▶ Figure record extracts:
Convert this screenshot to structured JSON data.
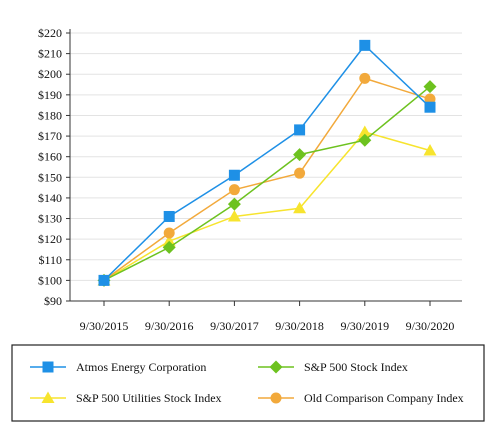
{
  "chart_data": {
    "type": "line",
    "categories": [
      "9/30/2015",
      "9/30/2016",
      "9/30/2017",
      "9/30/2018",
      "9/30/2019",
      "9/30/2020"
    ],
    "y_tick_labels": [
      "$90",
      "$100",
      "$110",
      "$120",
      "$130",
      "$140",
      "$150",
      "$160",
      "$170",
      "$180",
      "$190",
      "$200",
      "$210",
      "$220"
    ],
    "ylim": [
      90,
      220
    ],
    "y_tick_step": 10,
    "grid": "horizontal",
    "legend_position": "bottom",
    "series": [
      {
        "name": "Atmos Energy Corporation",
        "values": [
          100,
          131,
          151,
          173,
          214,
          184
        ],
        "color": "#1e90e6",
        "marker": "square"
      },
      {
        "name": "S&P 500 Stock Index",
        "values": [
          100,
          116,
          137,
          161,
          168,
          194
        ],
        "color": "#6dc21f",
        "marker": "diamond"
      },
      {
        "name": "S&P 500 Utilities Stock Index",
        "values": [
          100,
          119,
          131,
          135,
          172,
          163
        ],
        "color": "#f7e42e",
        "marker": "triangle"
      },
      {
        "name": "Old Comparison Company Index",
        "values": [
          100,
          123,
          144,
          152,
          198,
          188
        ],
        "color": "#f2a93b",
        "marker": "circle"
      }
    ]
  }
}
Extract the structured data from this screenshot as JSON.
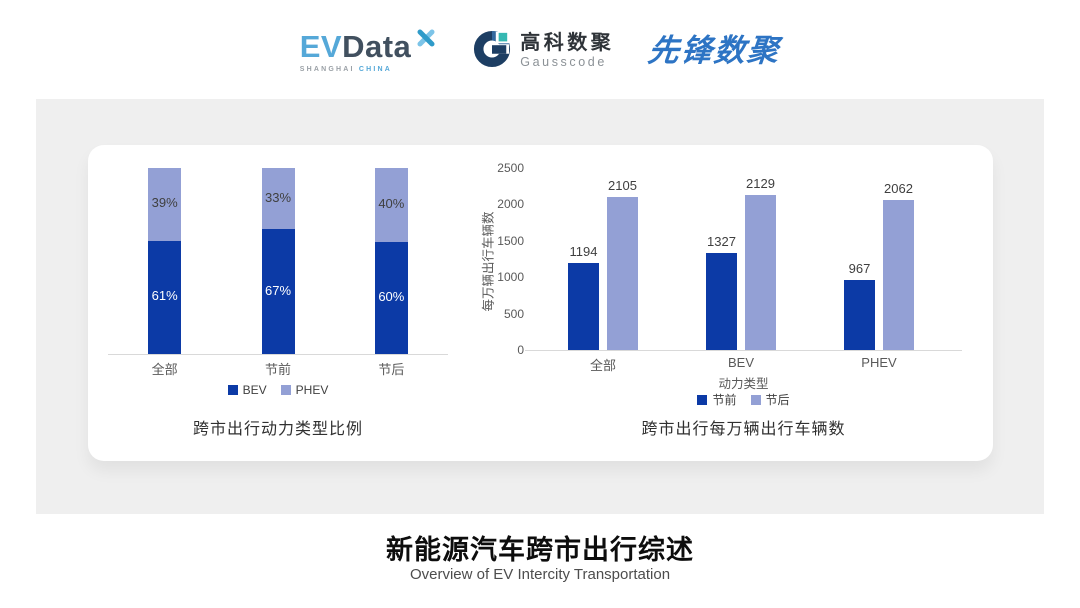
{
  "header": {
    "evdata": {
      "ev": "EV",
      "data": "Data",
      "sub_left": "SHANGHAI",
      "sub_right": "CHINA"
    },
    "gausscode": {
      "cn": "高科数聚",
      "en": "Gausscode"
    },
    "xianfeng": "先锋数聚"
  },
  "colors": {
    "brand_dark_blue": "#0c3aa6",
    "brand_light_purple": "#93a0d5",
    "axis_line": "#d9d9d9",
    "tick_text": "#595959",
    "label_text": "#3f3f3f",
    "evdata_blue": "#55a8d8",
    "evdata_slate": "#41505f",
    "gauss_navy": "#1d3e63",
    "gauss_teal": "#35b8b2",
    "xianfeng_blue": "#2d74c4"
  },
  "chart_data": [
    {
      "type": "bar",
      "variant": "stacked-percent",
      "title": "跨市出行动力类型比例",
      "categories": [
        "全部",
        "节前",
        "节后"
      ],
      "series": [
        {
          "name": "BEV",
          "values": [
            61,
            67,
            60
          ],
          "color": "#0c3aa6",
          "label_color": "#ffffff",
          "label_suffix": "%"
        },
        {
          "name": "PHEV",
          "values": [
            39,
            33,
            40
          ],
          "color": "#93a0d5",
          "label_color": "#404040",
          "label_suffix": "%"
        }
      ],
      "ylim": [
        0,
        100
      ],
      "grid": false,
      "legend_position": "bottom"
    },
    {
      "type": "bar",
      "variant": "grouped",
      "title": "跨市出行每万辆出行车辆数",
      "categories": [
        "全部",
        "BEV",
        "PHEV"
      ],
      "xlabel": "动力类型",
      "ylabel": "每万辆出行车辆数",
      "series": [
        {
          "name": "节前",
          "values": [
            1194,
            1327,
            967
          ],
          "color": "#0c3aa6"
        },
        {
          "name": "节后",
          "values": [
            2105,
            2129,
            2062
          ],
          "color": "#93a0d5"
        }
      ],
      "ylim": [
        0,
        2500
      ],
      "ytick_step": 500,
      "grid": false,
      "legend_position": "bottom"
    }
  ],
  "footer": {
    "title": "新能源汽车跨市出行综述",
    "subtitle": "Overview of EV Intercity Transportation"
  }
}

▶ What is being asked: Lines that hold the word "structured" are the ones to return, every one of them.

▶ Answer to the problem:
Convert this screenshot to structured JSON data.
Extract the structured data from this screenshot as JSON.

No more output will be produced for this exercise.